> _Directions for this task_: Please transcribe the listing below in full and word for word, without its pictures.

> _Data excerpts_:
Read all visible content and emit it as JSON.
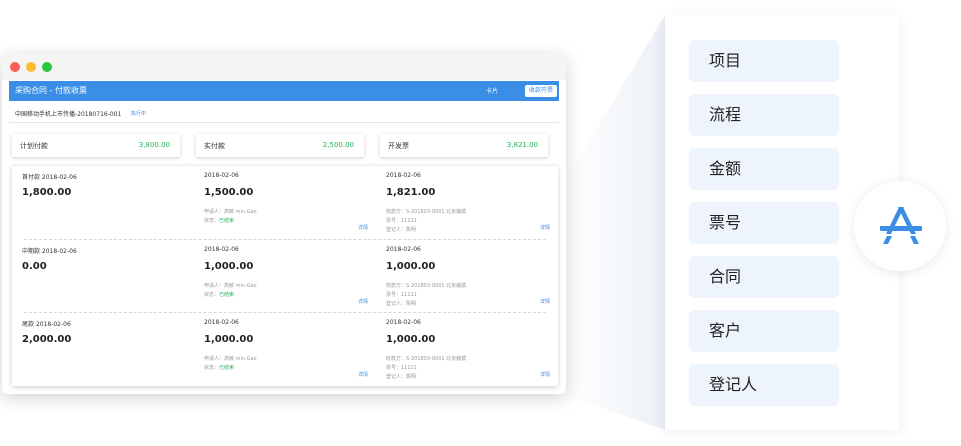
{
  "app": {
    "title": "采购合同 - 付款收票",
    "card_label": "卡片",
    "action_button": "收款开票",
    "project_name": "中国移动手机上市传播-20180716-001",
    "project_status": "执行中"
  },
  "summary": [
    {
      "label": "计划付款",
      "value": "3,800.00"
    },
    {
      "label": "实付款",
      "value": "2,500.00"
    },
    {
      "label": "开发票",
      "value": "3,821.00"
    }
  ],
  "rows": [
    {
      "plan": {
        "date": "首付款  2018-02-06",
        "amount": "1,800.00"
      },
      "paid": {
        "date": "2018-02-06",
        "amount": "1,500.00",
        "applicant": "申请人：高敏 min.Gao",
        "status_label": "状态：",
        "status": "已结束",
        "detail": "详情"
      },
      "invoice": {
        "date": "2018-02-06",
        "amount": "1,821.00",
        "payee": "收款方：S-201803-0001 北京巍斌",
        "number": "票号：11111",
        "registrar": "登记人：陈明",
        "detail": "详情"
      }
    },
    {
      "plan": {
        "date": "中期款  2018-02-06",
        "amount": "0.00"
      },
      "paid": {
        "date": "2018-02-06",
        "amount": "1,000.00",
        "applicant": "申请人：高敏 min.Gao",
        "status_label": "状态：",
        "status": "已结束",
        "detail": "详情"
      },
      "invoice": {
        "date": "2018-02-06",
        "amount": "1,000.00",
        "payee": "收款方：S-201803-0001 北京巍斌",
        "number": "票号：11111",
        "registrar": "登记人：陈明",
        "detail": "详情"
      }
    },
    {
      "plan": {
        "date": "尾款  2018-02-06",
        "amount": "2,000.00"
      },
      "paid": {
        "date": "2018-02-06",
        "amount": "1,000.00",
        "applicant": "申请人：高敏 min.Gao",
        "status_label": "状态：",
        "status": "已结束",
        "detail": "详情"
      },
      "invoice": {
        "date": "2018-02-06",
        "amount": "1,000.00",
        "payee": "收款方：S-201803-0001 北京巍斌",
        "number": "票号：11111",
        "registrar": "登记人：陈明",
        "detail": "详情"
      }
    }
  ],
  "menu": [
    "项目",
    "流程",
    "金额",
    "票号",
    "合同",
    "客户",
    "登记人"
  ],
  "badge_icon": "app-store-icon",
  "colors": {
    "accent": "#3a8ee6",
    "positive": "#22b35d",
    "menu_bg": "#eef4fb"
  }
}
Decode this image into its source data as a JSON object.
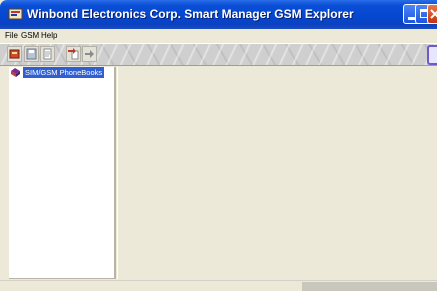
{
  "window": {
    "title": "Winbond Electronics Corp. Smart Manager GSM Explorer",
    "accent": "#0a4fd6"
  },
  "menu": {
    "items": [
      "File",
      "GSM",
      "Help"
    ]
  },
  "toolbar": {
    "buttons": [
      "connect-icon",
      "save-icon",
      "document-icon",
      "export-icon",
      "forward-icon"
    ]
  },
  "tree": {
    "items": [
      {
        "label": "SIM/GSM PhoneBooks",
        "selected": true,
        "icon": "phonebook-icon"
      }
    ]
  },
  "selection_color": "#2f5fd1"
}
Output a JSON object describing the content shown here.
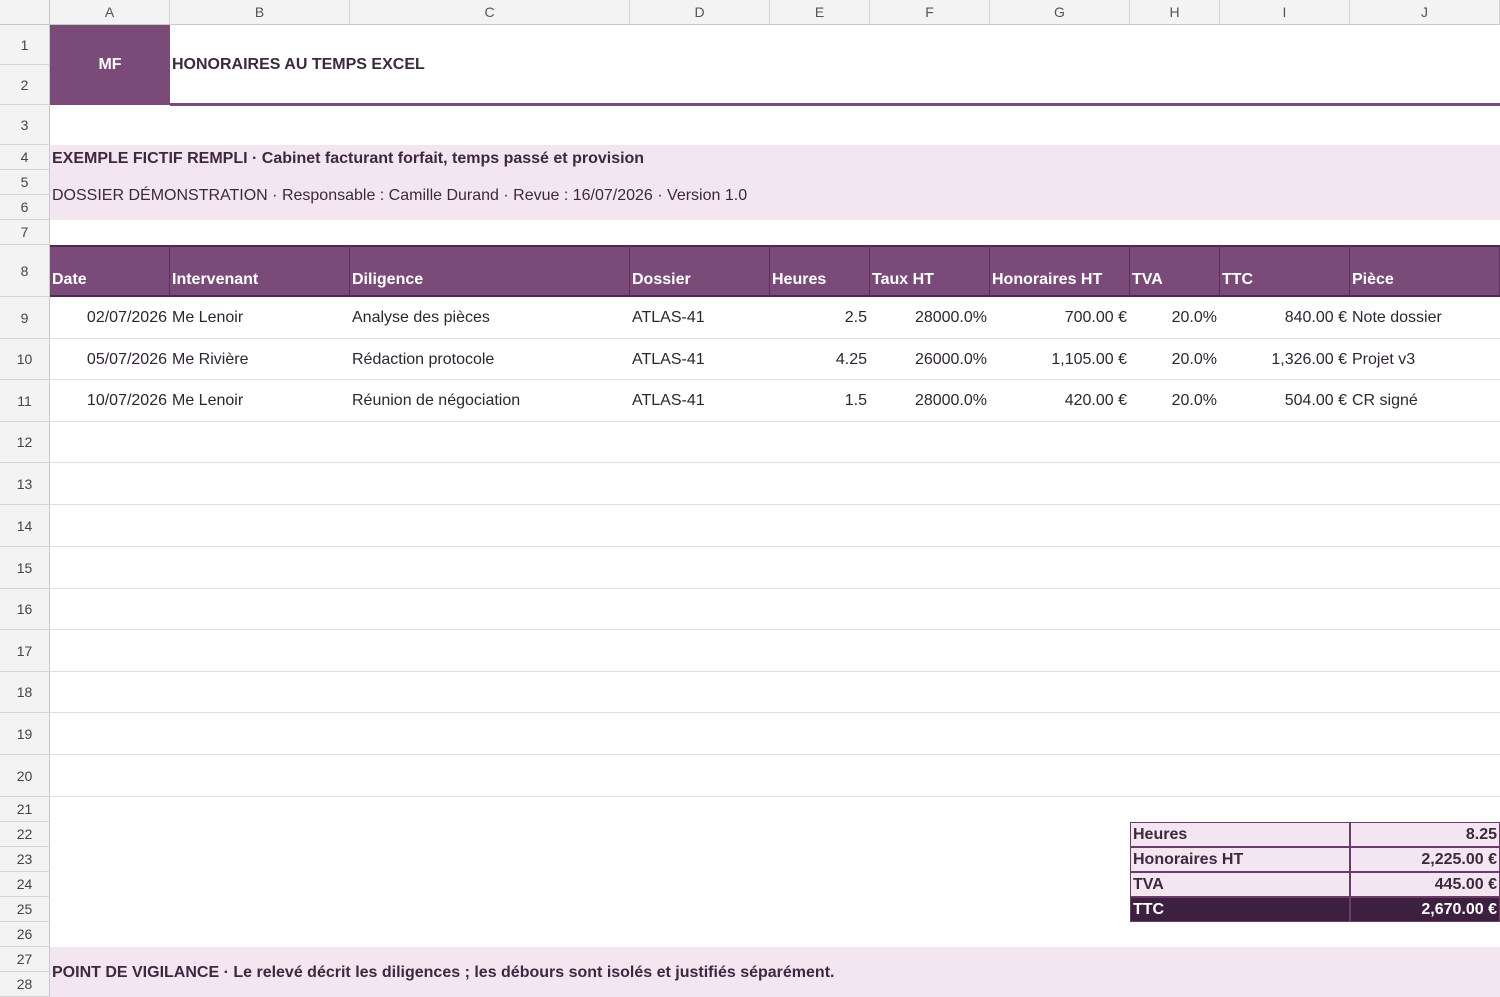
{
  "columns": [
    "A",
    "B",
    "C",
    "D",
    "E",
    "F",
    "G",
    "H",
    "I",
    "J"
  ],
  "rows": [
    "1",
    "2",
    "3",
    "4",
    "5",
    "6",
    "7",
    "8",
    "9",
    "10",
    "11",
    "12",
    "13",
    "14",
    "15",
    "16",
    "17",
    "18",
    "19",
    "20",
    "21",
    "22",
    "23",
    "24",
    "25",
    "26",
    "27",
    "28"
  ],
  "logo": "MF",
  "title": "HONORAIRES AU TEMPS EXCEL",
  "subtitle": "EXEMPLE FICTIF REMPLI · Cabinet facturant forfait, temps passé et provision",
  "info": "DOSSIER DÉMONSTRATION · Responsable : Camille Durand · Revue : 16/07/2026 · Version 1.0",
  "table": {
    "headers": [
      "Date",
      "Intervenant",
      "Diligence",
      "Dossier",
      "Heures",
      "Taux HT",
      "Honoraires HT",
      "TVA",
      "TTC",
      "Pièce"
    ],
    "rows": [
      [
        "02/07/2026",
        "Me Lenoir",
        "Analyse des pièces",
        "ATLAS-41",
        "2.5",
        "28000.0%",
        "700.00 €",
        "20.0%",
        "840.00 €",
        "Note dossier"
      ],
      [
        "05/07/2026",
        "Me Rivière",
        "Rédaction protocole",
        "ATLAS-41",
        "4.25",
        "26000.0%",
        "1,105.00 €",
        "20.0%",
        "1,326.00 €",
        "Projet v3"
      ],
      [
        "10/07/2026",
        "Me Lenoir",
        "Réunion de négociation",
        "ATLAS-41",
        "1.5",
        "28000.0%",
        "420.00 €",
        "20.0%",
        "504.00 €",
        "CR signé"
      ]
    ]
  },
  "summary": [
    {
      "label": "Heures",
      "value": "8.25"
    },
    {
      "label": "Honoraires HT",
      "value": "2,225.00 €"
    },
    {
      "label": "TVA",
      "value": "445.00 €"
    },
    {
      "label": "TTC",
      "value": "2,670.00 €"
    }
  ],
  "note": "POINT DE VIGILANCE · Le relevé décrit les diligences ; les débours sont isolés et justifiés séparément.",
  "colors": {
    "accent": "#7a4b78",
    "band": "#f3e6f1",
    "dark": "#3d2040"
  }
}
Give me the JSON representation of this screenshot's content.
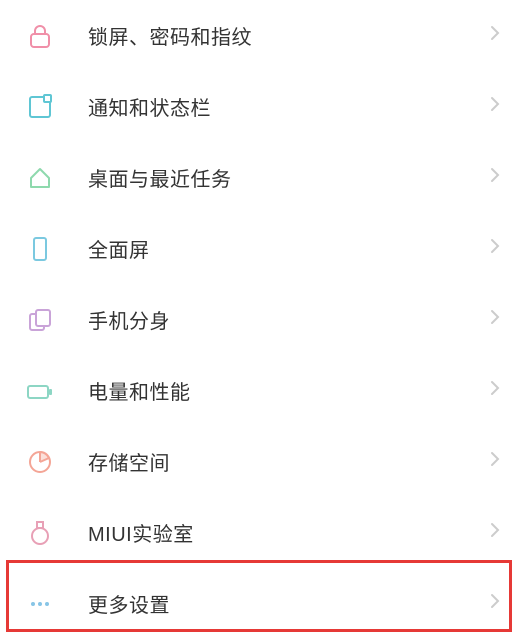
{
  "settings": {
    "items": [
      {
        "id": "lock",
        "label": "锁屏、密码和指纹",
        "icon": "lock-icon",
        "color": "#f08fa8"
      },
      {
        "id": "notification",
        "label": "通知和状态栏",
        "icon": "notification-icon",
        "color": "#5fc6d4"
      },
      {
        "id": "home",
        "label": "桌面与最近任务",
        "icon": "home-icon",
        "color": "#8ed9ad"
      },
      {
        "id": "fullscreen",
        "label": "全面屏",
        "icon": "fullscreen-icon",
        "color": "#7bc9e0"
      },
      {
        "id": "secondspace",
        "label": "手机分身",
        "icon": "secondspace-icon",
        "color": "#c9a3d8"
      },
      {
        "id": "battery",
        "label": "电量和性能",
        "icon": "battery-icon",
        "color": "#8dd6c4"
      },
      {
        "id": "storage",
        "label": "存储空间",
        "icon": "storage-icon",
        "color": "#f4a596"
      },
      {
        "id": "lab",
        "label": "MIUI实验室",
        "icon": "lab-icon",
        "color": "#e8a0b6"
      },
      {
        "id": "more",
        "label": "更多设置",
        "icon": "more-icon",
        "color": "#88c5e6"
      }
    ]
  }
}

> _Answer to the exercise_:
Read all visible content and emit it as JSON.
{
  "app": {
    "title": "采购合同 - 付款收票",
    "card_label": "卡片",
    "action_button": "收款开票",
    "project_name": "中国移动手机上市传播-20180716-001",
    "project_status": "执行中"
  },
  "summary": [
    {
      "label": "计划付款",
      "value": "3,800.00"
    },
    {
      "label": "实付款",
      "value": "2,500.00"
    },
    {
      "label": "开发票",
      "value": "3,821.00"
    }
  ],
  "rows": [
    {
      "plan": {
        "date": "首付款  2018-02-06",
        "amount": "1,800.00"
      },
      "paid": {
        "date": "2018-02-06",
        "amount": "1,500.00",
        "applicant": "申请人：高敏 min.Gao",
        "status_label": "状态：",
        "status": "已结束",
        "detail": "详情"
      },
      "invoice": {
        "date": "2018-02-06",
        "amount": "1,821.00",
        "payee": "收款方：S-201803-0001 北京巍斌",
        "number": "票号：11111",
        "registrar": "登记人：陈明",
        "detail": "详情"
      }
    },
    {
      "plan": {
        "date": "中期款  2018-02-06",
        "amount": "0.00"
      },
      "paid": {
        "date": "2018-02-06",
        "amount": "1,000.00",
        "applicant": "申请人：高敏 min.Gao",
        "status_label": "状态：",
        "status": "已结束",
        "detail": "详情"
      },
      "invoice": {
        "date": "2018-02-06",
        "amount": "1,000.00",
        "payee": "收款方：S-201803-0001 北京巍斌",
        "number": "票号：11111",
        "registrar": "登记人：陈明",
        "detail": "详情"
      }
    },
    {
      "plan": {
        "date": "尾款  2018-02-06",
        "amount": "2,000.00"
      },
      "paid": {
        "date": "2018-02-06",
        "amount": "1,000.00",
        "applicant": "申请人：高敏 min.Gao",
        "status_label": "状态：",
        "status": "已结束",
        "detail": "详情"
      },
      "invoice": {
        "date": "2018-02-06",
        "amount": "1,000.00",
        "payee": "收款方：S-201803-0001 北京巍斌",
        "number": "票号：11111",
        "registrar": "登记人：陈明",
        "detail": "详情"
      }
    }
  ],
  "menu": [
    "项目",
    "流程",
    "金额",
    "票号",
    "合同",
    "客户",
    "登记人"
  ],
  "badge_icon": "app-store-icon",
  "colors": {
    "accent": "#3a8ee6",
    "positive": "#22b35d",
    "menu_bg": "#eef4fb"
  }
}
Decode this image into its source data as a JSON object.
{
  "window": {
    "title": "Winbond Electronics Corp. Smart Manager GSM Explorer",
    "accent": "#0a4fd6"
  },
  "menu": {
    "items": [
      "File",
      "GSM",
      "Help"
    ]
  },
  "toolbar": {
    "buttons": [
      "connect-icon",
      "save-icon",
      "document-icon",
      "export-icon",
      "forward-icon"
    ]
  },
  "tree": {
    "items": [
      {
        "label": "SIM/GSM PhoneBooks",
        "selected": true,
        "icon": "phonebook-icon"
      }
    ]
  },
  "selection_color": "#2f5fd1"
}
Output a JSON object describing the content shown here.
{
  "columns": [
    "A",
    "B",
    "C",
    "D",
    "E",
    "F",
    "G",
    "H",
    "I",
    "J"
  ],
  "rows": [
    "1",
    "2",
    "3",
    "4",
    "5",
    "6",
    "7",
    "8",
    "9",
    "10",
    "11",
    "12",
    "13",
    "14",
    "15",
    "16",
    "17",
    "18",
    "19",
    "20",
    "21",
    "22",
    "23",
    "24",
    "25",
    "26",
    "27",
    "28"
  ],
  "logo": "MF",
  "title": "HONORAIRES AU TEMPS EXCEL",
  "subtitle": "EXEMPLE FICTIF REMPLI · Cabinet facturant forfait, temps passé et provision",
  "info": "DOSSIER DÉMONSTRATION · Responsable : Camille Durand · Revue : 16/07/2026 · Version 1.0",
  "table": {
    "headers": [
      "Date",
      "Intervenant",
      "Diligence",
      "Dossier",
      "Heures",
      "Taux HT",
      "Honoraires HT",
      "TVA",
      "TTC",
      "Pièce"
    ],
    "rows": [
      [
        "02/07/2026",
        "Me Lenoir",
        "Analyse des pièces",
        "ATLAS-41",
        "2.5",
        "28000.0%",
        "700.00 €",
        "20.0%",
        "840.00 €",
        "Note dossier"
      ],
      [
        "05/07/2026",
        "Me Rivière",
        "Rédaction protocole",
        "ATLAS-41",
        "4.25",
        "26000.0%",
        "1,105.00 €",
        "20.0%",
        "1,326.00 €",
        "Projet v3"
      ],
      [
        "10/07/2026",
        "Me Lenoir",
        "Réunion de négociation",
        "ATLAS-41",
        "1.5",
        "28000.0%",
        "420.00 €",
        "20.0%",
        "504.00 €",
        "CR signé"
      ]
    ]
  },
  "summary": [
    {
      "label": "Heures",
      "value": "8.25"
    },
    {
      "label": "Honoraires HT",
      "value": "2,225.00 €"
    },
    {
      "label": "TVA",
      "value": "445.00 €"
    },
    {
      "label": "TTC",
      "value": "2,670.00 €"
    }
  ],
  "note": "POINT DE VIGILANCE · Le relevé décrit les diligences ; les débours sont isolés et justifiés séparément.",
  "colors": {
    "accent": "#7a4b78",
    "band": "#f3e6f1",
    "dark": "#3d2040"
  }
}
Give me the JSON representation of this screenshot's content.
{
  "settings": {
    "items": [
      {
        "id": "lock",
        "label": "锁屏、密码和指纹",
        "icon": "lock-icon",
        "color": "#f08fa8"
      },
      {
        "id": "notification",
        "label": "通知和状态栏",
        "icon": "notification-icon",
        "color": "#5fc6d4"
      },
      {
        "id": "home",
        "label": "桌面与最近任务",
        "icon": "home-icon",
        "color": "#8ed9ad"
      },
      {
        "id": "fullscreen",
        "label": "全面屏",
        "icon": "fullscreen-icon",
        "color": "#7bc9e0"
      },
      {
        "id": "secondspace",
        "label": "手机分身",
        "icon": "secondspace-icon",
        "color": "#c9a3d8"
      },
      {
        "id": "battery",
        "label": "电量和性能",
        "icon": "battery-icon",
        "color": "#8dd6c4"
      },
      {
        "id": "storage",
        "label": "存储空间",
        "icon": "storage-icon",
        "color": "#f4a596"
      },
      {
        "id": "lab",
        "label": "MIUI实验室",
        "icon": "lab-icon",
        "color": "#e8a0b6"
      },
      {
        "id": "more",
        "label": "更多设置",
        "icon": "more-icon",
        "color": "#88c5e6"
      }
    ]
  }
}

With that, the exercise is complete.